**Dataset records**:
---*---

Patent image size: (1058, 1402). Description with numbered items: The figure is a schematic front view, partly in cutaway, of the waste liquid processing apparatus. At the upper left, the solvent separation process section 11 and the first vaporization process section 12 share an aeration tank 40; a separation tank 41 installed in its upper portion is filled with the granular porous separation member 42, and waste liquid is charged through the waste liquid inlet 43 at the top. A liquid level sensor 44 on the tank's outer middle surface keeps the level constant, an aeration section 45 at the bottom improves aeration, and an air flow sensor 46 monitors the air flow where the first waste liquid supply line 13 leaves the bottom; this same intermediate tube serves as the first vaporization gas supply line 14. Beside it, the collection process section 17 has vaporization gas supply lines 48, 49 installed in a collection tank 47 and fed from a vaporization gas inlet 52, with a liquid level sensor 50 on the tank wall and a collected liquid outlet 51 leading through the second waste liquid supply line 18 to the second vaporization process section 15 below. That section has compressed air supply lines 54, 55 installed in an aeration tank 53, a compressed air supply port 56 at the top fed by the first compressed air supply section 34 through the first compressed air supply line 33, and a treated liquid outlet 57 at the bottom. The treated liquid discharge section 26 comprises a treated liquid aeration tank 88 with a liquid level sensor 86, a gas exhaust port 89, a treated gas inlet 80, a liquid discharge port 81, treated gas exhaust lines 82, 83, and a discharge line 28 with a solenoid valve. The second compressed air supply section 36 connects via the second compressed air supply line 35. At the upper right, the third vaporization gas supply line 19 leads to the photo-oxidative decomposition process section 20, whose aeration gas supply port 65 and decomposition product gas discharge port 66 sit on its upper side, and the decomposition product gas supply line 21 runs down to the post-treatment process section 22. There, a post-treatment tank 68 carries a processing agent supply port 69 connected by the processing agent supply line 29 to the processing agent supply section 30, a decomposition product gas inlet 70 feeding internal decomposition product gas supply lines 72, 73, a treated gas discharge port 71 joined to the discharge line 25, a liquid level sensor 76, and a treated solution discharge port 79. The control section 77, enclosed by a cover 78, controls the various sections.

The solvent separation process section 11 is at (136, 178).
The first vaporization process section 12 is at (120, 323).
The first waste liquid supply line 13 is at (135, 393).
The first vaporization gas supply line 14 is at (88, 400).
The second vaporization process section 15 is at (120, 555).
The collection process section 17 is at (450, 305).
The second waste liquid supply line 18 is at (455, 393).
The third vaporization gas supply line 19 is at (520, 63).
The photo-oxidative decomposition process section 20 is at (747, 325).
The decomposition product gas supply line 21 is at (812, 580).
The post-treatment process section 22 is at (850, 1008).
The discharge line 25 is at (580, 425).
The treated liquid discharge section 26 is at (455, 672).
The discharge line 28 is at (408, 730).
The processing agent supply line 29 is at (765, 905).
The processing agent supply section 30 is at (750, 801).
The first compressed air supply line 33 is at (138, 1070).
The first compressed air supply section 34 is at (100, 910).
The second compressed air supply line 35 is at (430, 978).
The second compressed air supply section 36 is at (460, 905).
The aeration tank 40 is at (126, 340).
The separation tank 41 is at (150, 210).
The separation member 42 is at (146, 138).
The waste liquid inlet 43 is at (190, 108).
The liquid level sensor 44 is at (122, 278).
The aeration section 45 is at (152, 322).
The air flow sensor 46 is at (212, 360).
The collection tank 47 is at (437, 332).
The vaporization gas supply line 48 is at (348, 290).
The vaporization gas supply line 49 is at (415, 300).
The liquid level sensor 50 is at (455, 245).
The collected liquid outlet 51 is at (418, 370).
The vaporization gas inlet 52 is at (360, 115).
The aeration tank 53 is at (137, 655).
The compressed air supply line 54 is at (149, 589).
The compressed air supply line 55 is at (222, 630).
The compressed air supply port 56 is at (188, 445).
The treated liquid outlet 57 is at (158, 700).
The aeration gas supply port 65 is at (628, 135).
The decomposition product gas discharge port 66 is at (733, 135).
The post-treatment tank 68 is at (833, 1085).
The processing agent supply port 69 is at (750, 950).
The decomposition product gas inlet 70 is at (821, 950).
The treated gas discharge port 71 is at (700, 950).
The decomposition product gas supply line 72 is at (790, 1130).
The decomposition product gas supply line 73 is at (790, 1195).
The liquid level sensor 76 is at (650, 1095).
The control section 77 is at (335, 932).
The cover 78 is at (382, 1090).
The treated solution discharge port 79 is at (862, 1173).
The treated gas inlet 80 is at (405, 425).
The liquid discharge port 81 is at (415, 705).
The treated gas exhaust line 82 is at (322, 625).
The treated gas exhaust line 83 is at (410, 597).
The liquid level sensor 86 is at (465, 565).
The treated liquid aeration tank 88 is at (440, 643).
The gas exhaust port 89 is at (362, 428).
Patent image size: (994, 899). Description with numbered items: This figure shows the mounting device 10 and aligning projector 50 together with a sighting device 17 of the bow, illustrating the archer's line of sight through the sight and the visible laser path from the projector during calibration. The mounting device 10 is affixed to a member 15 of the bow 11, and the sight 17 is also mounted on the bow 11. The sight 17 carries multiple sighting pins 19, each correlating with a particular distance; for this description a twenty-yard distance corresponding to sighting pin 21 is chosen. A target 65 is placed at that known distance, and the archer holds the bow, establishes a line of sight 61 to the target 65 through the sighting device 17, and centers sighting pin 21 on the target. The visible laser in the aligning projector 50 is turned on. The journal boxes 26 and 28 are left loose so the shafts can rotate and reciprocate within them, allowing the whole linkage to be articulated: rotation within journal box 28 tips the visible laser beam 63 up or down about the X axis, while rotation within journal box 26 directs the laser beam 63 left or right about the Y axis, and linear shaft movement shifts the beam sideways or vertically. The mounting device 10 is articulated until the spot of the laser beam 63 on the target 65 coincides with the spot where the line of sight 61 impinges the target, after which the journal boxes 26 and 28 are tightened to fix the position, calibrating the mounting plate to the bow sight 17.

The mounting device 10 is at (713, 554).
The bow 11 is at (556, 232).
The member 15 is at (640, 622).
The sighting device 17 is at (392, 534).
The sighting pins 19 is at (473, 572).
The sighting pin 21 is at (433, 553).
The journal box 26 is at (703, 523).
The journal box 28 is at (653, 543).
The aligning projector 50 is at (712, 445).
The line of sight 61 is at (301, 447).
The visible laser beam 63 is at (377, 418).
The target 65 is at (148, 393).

---*---

**YOUR GOAL**: Rewrite the records as a two-column CSV with the column names description and answer, starting at the line that contains "Patent image size: (994, 899)." and ending at the line that contains "The aligning projector 50 is at (712, 445).". Use one row per record, put each field in double quotes, and replace line breaks with spaces.

**THE OUTPUT**:
description,answer
"Patent image size: (994, 899). Description with numbered items: This figure shows the mounting device 10 and aligning projector 50 together with a sighting device 17 of the bow, illustrating the archer's line of sight through the sight and the visible laser path from the projector during calibration. The mounting device 10 is affixed to a member 15 of the bow 11, and the sight 17 is also mounted on the bow 11. The sight 17 carries multiple sighting pins 19, each correlating with a particular distance; for this description a twenty-yard distance corresponding to sighting pin 21 is chosen. A target 65 is placed at that known distance, and the archer holds the bow, establishes a line of sight 61 to the target 65 through the sighting device 17, and centers sighting pin 21 on the target. The visible laser in the aligning projector 50 is turned on. The journal boxes 26 and 28 are left loose so the shafts can rotate and reciprocate within them, allowing the whole linkage to be articulated: rotation within journal box 28 tips the visible laser beam 63 up or down about the X axis, while rotation within journal box 26 directs the laser beam 63 left or right about the Y axis, and linear shaft movement shifts the beam sideways or vertically. The mounting device 10 is articulated until the spot of the laser beam 63 on the target 65 coincides with the spot where the line of sight 61 impinges the target, after which the journal boxes 26 and 28 are tightened to fix the position, calibrating the mounting plate to the bow sight 17.","The mounting device 10 is at (713, 554). The bow 11 is at (556, 232). The member 15 is at (640, 622). The sighting device 17 is at (392, 534). The sighting pins 19 is at (473, 572). The sighting pin 21 is at (433, 553). The journal box 26 is at (703, 523). The journal box 28 is at (653, 543). The aligning projector 50 is at (712, 445)."